◆ Task requirements ◆
Leave out the images and repeat the listing below without a single change.

┌─ Supplied data

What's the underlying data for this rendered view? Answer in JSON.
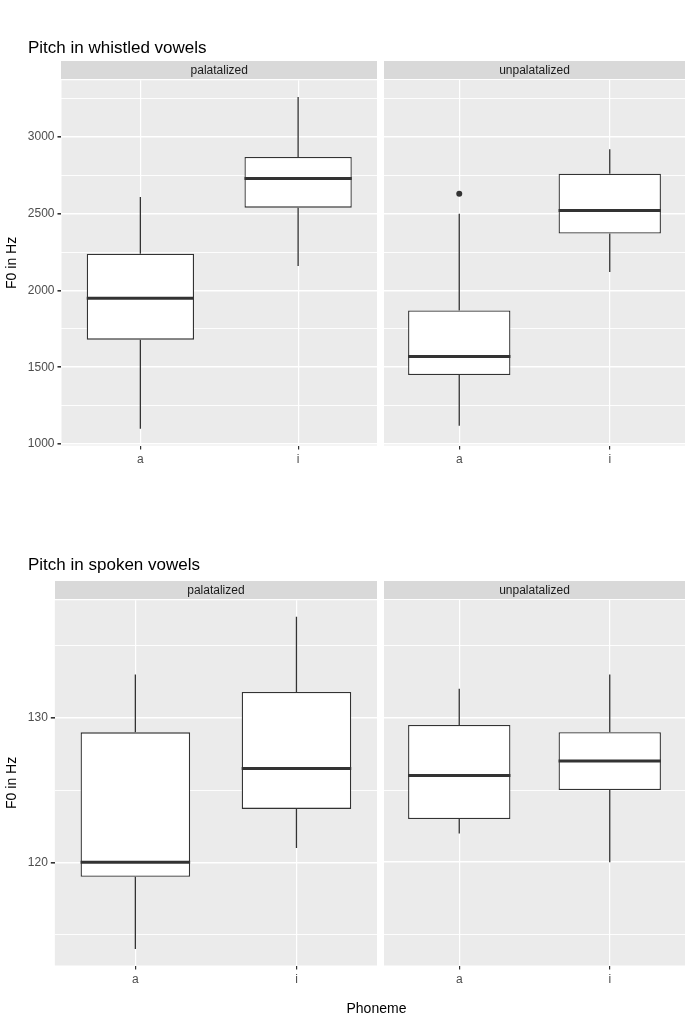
{
  "chart_data": [
    {
      "type": "box",
      "title": "Pitch in whistled vowels",
      "subtitle": "palatalized",
      "ylabel": "F0 in Hz",
      "categories": [
        "a",
        "i"
      ],
      "boxes": [
        {
          "low": 1100,
          "q1": 1680,
          "median": 1950,
          "q3": 2240,
          "high": 2610
        },
        {
          "low": 2160,
          "q1": 2540,
          "median": 2730,
          "q3": 2870,
          "high": 3260
        }
      ],
      "ylim": [
        990,
        3370
      ],
      "yticks": [
        {
          "value": 1000,
          "label": "1000"
        },
        {
          "value": 1250,
          "label": null
        },
        {
          "value": 1500,
          "label": "1500"
        },
        {
          "value": 1750,
          "label": null
        },
        {
          "value": 2000,
          "label": "2000"
        },
        {
          "value": 2250,
          "label": null
        },
        {
          "value": 2500,
          "label": "2500"
        },
        {
          "value": 2750,
          "label": null
        },
        {
          "value": 3000,
          "label": "3000"
        },
        {
          "value": 3250,
          "label": null
        }
      ],
      "grid": true
    },
    {
      "type": "box",
      "subtitle": "unpalatalized",
      "categories": [
        "a",
        "i"
      ],
      "boxes": [
        {
          "low": 1120,
          "q1": 1450,
          "median": 1570,
          "q3": 1870,
          "high": 2500,
          "outliers": [
            2630
          ]
        },
        {
          "low": 2120,
          "q1": 2370,
          "median": 2520,
          "q3": 2760,
          "high": 2920
        }
      ],
      "ylim": [
        990,
        3370
      ],
      "yticks": [
        1000,
        {
          "value": 1250,
          "label": null
        },
        1500,
        {
          "value": 1750,
          "label": null
        },
        2000,
        {
          "value": 2250,
          "label": null
        },
        2500,
        {
          "value": 2750,
          "label": null
        },
        3000,
        {
          "value": 3250,
          "label": null
        }
      ],
      "grid": true,
      "tick_labels": "x"
    },
    {
      "type": "box",
      "title": "Pitch in spoken vowels",
      "subtitle": "palatalized",
      "ylabel": "F0 in Hz",
      "categories": [
        "a",
        "i"
      ],
      "boxes": [
        {
          "low": 114,
          "q1": 119,
          "median": 120,
          "q3": 129,
          "high": 133
        },
        {
          "low": 121,
          "q1": 123.7,
          "median": 126.5,
          "q3": 131.8,
          "high": 137
        }
      ],
      "ylim": [
        112.85,
        138.15
      ],
      "yticks": [
        {
          "value": 115,
          "label": null
        },
        {
          "value": 120,
          "label": "120"
        },
        {
          "value": 125,
          "label": null
        },
        {
          "value": 130,
          "label": "130"
        },
        {
          "value": 135,
          "label": null
        }
      ],
      "grid": true
    },
    {
      "type": "box",
      "subtitle": "unpalatalized",
      "xlabel": "Phoneme",
      "categories": [
        "a",
        "i"
      ],
      "boxes": [
        {
          "low": 122,
          "q1": 123,
          "median": 126,
          "q3": 129.5,
          "high": 132
        },
        {
          "low": 120,
          "q1": 125,
          "median": 127,
          "q3": 129,
          "high": 133
        }
      ],
      "ylim": [
        112.85,
        138.15
      ],
      "yticks": [
        {
          "value": 115,
          "label": null
        },
        120,
        {
          "value": 125,
          "label": null
        },
        130,
        {
          "value": 135,
          "label": null
        }
      ],
      "grid": true,
      "tick_labels": "x"
    }
  ]
}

└─

◆ Task solution ◆
What's the underlying data for this rendered view? Answer in JSON.
{
  "chart_data": [
    {
      "type": "box",
      "title": "Pitch in whistled vowels",
      "subtitle": "palatalized",
      "ylabel": "F0 in Hz",
      "categories": [
        "a",
        "i"
      ],
      "boxes": [
        {
          "low": 1100,
          "q1": 1680,
          "median": 1950,
          "q3": 2240,
          "high": 2610
        },
        {
          "low": 2160,
          "q1": 2540,
          "median": 2730,
          "q3": 2870,
          "high": 3260
        }
      ],
      "ylim": [
        990,
        3370
      ],
      "yticks": [
        {
          "value": 1000,
          "label": "1000"
        },
        {
          "value": 1250,
          "label": null
        },
        {
          "value": 1500,
          "label": "1500"
        },
        {
          "value": 1750,
          "label": null
        },
        {
          "value": 2000,
          "label": "2000"
        },
        {
          "value": 2250,
          "label": null
        },
        {
          "value": 2500,
          "label": "2500"
        },
        {
          "value": 2750,
          "label": null
        },
        {
          "value": 3000,
          "label": "3000"
        },
        {
          "value": 3250,
          "label": null
        }
      ],
      "grid": true
    },
    {
      "type": "box",
      "subtitle": "unpalatalized",
      "categories": [
        "a",
        "i"
      ],
      "boxes": [
        {
          "low": 1120,
          "q1": 1450,
          "median": 1570,
          "q3": 1870,
          "high": 2500,
          "outliers": [
            2630
          ]
        },
        {
          "low": 2120,
          "q1": 2370,
          "median": 2520,
          "q3": 2760,
          "high": 2920
        }
      ],
      "ylim": [
        990,
        3370
      ],
      "yticks": [
        1000,
        {
          "value": 1250,
          "label": null
        },
        1500,
        {
          "value": 1750,
          "label": null
        },
        2000,
        {
          "value": 2250,
          "label": null
        },
        2500,
        {
          "value": 2750,
          "label": null
        },
        3000,
        {
          "value": 3250,
          "label": null
        }
      ],
      "grid": true,
      "tick_labels": "x"
    },
    {
      "type": "box",
      "title": "Pitch in spoken vowels",
      "subtitle": "palatalized",
      "ylabel": "F0 in Hz",
      "categories": [
        "a",
        "i"
      ],
      "boxes": [
        {
          "low": 114,
          "q1": 119,
          "median": 120,
          "q3": 129,
          "high": 133
        },
        {
          "low": 121,
          "q1": 123.7,
          "median": 126.5,
          "q3": 131.8,
          "high": 137
        }
      ],
      "ylim": [
        112.85,
        138.15
      ],
      "yticks": [
        {
          "value": 115,
          "label": null
        },
        {
          "value": 120,
          "label": "120"
        },
        {
          "value": 125,
          "label": null
        },
        {
          "value": 130,
          "label": "130"
        },
        {
          "value": 135,
          "label": null
        }
      ],
      "grid": true
    },
    {
      "type": "box",
      "subtitle": "unpalatalized",
      "xlabel": "Phoneme",
      "categories": [
        "a",
        "i"
      ],
      "boxes": [
        {
          "low": 122,
          "q1": 123,
          "median": 126,
          "q3": 129.5,
          "high": 132
        },
        {
          "low": 120,
          "q1": 125,
          "median": 127,
          "q3": 129,
          "high": 133
        }
      ],
      "ylim": [
        112.85,
        138.15
      ],
      "yticks": [
        {
          "value": 115,
          "label": null
        },
        120,
        {
          "value": 125,
          "label": null
        },
        130,
        {
          "value": 135,
          "label": null
        }
      ],
      "grid": true,
      "tick_labels": "x"
    }
  ]
}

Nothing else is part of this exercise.